> _STATED TASK_
Reproduce the listing below character for character; drop every image.

Dataset entries:
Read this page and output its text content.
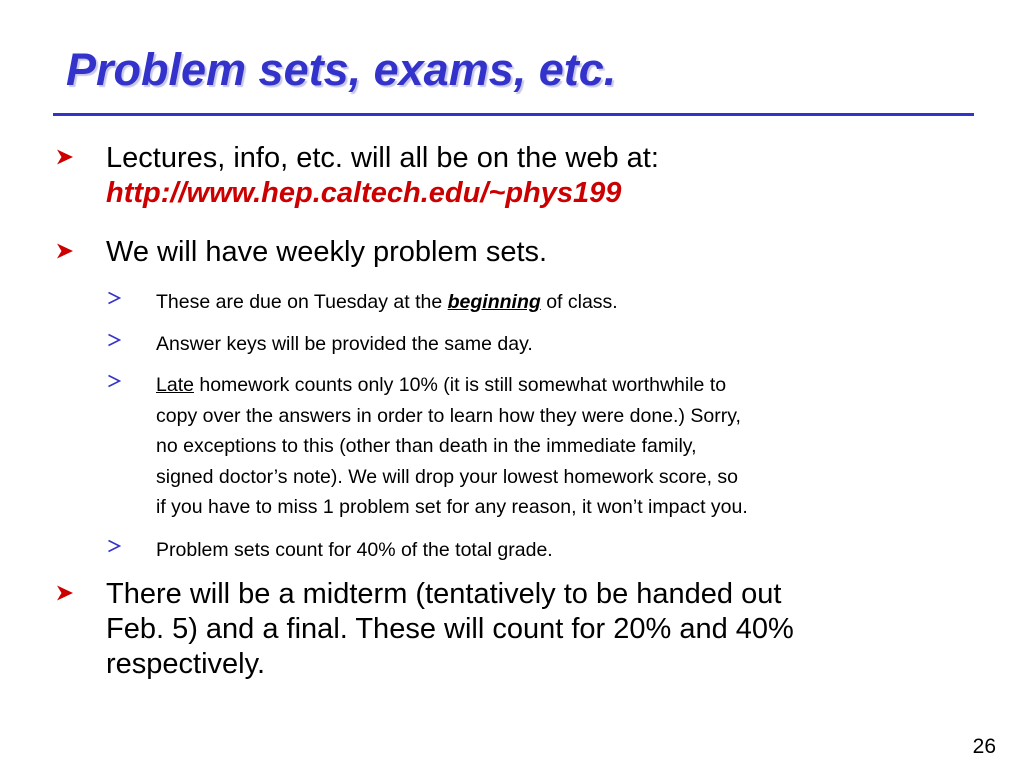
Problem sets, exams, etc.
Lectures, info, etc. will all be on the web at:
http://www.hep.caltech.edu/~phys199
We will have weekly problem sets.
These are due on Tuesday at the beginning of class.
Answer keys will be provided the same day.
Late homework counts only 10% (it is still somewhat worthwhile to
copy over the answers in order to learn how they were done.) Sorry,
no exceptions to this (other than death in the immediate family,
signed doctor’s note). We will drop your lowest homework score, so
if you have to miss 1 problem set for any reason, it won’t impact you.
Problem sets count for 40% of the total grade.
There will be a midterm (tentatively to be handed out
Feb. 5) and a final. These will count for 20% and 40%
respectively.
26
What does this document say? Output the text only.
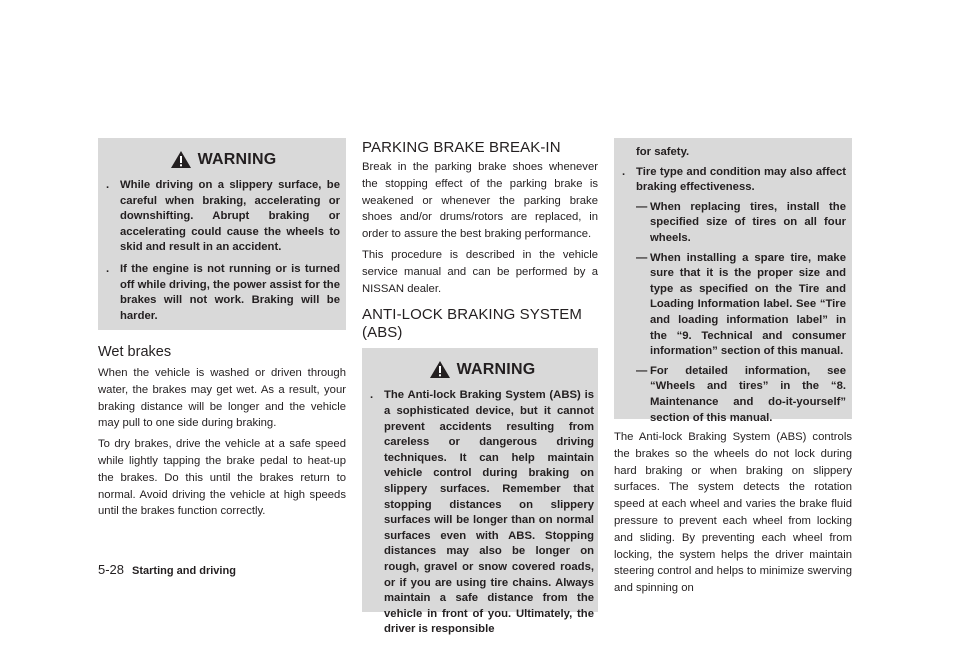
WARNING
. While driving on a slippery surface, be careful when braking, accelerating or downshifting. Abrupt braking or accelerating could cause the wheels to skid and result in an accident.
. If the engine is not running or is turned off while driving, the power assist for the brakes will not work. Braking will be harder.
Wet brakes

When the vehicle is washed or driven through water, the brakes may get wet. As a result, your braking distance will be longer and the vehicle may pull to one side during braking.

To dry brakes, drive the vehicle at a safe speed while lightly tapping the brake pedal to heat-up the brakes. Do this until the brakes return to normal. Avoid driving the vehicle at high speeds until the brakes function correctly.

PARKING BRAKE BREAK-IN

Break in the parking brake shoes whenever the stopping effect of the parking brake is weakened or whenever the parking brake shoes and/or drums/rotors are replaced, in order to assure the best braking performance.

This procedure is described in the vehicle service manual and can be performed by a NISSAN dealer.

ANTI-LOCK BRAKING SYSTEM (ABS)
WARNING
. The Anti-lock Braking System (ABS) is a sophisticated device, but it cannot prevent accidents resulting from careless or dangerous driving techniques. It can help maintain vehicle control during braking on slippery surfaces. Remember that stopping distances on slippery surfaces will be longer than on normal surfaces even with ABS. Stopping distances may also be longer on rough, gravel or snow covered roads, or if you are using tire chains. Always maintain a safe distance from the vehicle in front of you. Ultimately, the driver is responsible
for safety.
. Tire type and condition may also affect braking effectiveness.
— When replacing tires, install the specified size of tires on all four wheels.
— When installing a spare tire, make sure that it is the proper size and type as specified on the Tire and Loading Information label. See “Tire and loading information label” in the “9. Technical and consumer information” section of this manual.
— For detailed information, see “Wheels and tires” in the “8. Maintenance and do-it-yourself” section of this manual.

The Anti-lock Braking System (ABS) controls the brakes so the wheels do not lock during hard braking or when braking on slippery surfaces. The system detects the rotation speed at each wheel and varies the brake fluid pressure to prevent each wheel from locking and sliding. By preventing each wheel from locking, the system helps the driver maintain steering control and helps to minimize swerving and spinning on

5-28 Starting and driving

> _EXPECTED ANSWER_
Read this page and output its text content.
Problem sets, exams, etc.
Lectures, info, etc. will all be on the web at:
http://www.hep.caltech.edu/~phys199
We will have weekly problem sets.
These are due on Tuesday at the beginning of class.
Answer keys will be provided the same day.
Late homework counts only 10% (it is still somewhat worthwhile to
copy over the answers in order to learn how they were done.) Sorry,
no exceptions to this (other than death in the immediate family,
signed doctor’s note). We will drop your lowest homework score, so
if you have to miss 1 problem set for any reason, it won’t impact you.
Problem sets count for 40% of the total grade.
There will be a midterm (tentatively to be handed out
Feb. 5) and a final. These will count for 20% and 40%
respectively.
26
What does this document say? Output the text only.
WARNING
. While driving on a slippery surface, be careful when braking, accelerating or downshifting. Abrupt braking or accelerating could cause the wheels to skid and result in an accident.
. If the engine is not running or is turned off while driving, the power assist for the brakes will not work. Braking will be harder.
Wet brakes

When the vehicle is washed or driven through water, the brakes may get wet. As a result, your braking distance will be longer and the vehicle may pull to one side during braking.

To dry brakes, drive the vehicle at a safe speed while lightly tapping the brake pedal to heat-up the brakes. Do this until the brakes return to normal. Avoid driving the vehicle at high speeds until the brakes function correctly.

PARKING BRAKE BREAK-IN

Break in the parking brake shoes whenever the stopping effect of the parking brake is weakened or whenever the parking brake shoes and/or drums/rotors are replaced, in order to assure the best braking performance.

This procedure is described in the vehicle service manual and can be performed by a NISSAN dealer.

ANTI-LOCK BRAKING SYSTEM (ABS)
WARNING
. The Anti-lock Braking System (ABS) is a sophisticated device, but it cannot prevent accidents resulting from careless or dangerous driving techniques. It can help maintain vehicle control during braking on slippery surfaces. Remember that stopping distances on slippery surfaces will be longer than on normal surfaces even with ABS. Stopping distances may also be longer on rough, gravel or snow covered roads, or if you are using tire chains. Always maintain a safe distance from the vehicle in front of you. Ultimately, the driver is responsible
for safety.
. Tire type and condition may also affect braking effectiveness.
— When replacing tires, install the specified size of tires on all four wheels.
— When installing a spare tire, make sure that it is the proper size and type as specified on the Tire and Loading Information label. See “Tire and loading information label” in the “9. Technical and consumer information” section of this manual.
— For detailed information, see “Wheels and tires” in the “8. Maintenance and do-it-yourself” section of this manual.

The Anti-lock Braking System (ABS) controls the brakes so the wheels do not lock during hard braking or when braking on slippery surfaces. The system detects the rotation speed at each wheel and varies the brake fluid pressure to prevent each wheel from locking and sliding. By preventing each wheel from locking, the system helps the driver maintain steering control and helps to minimize swerving and spinning on

5-28 Starting and driving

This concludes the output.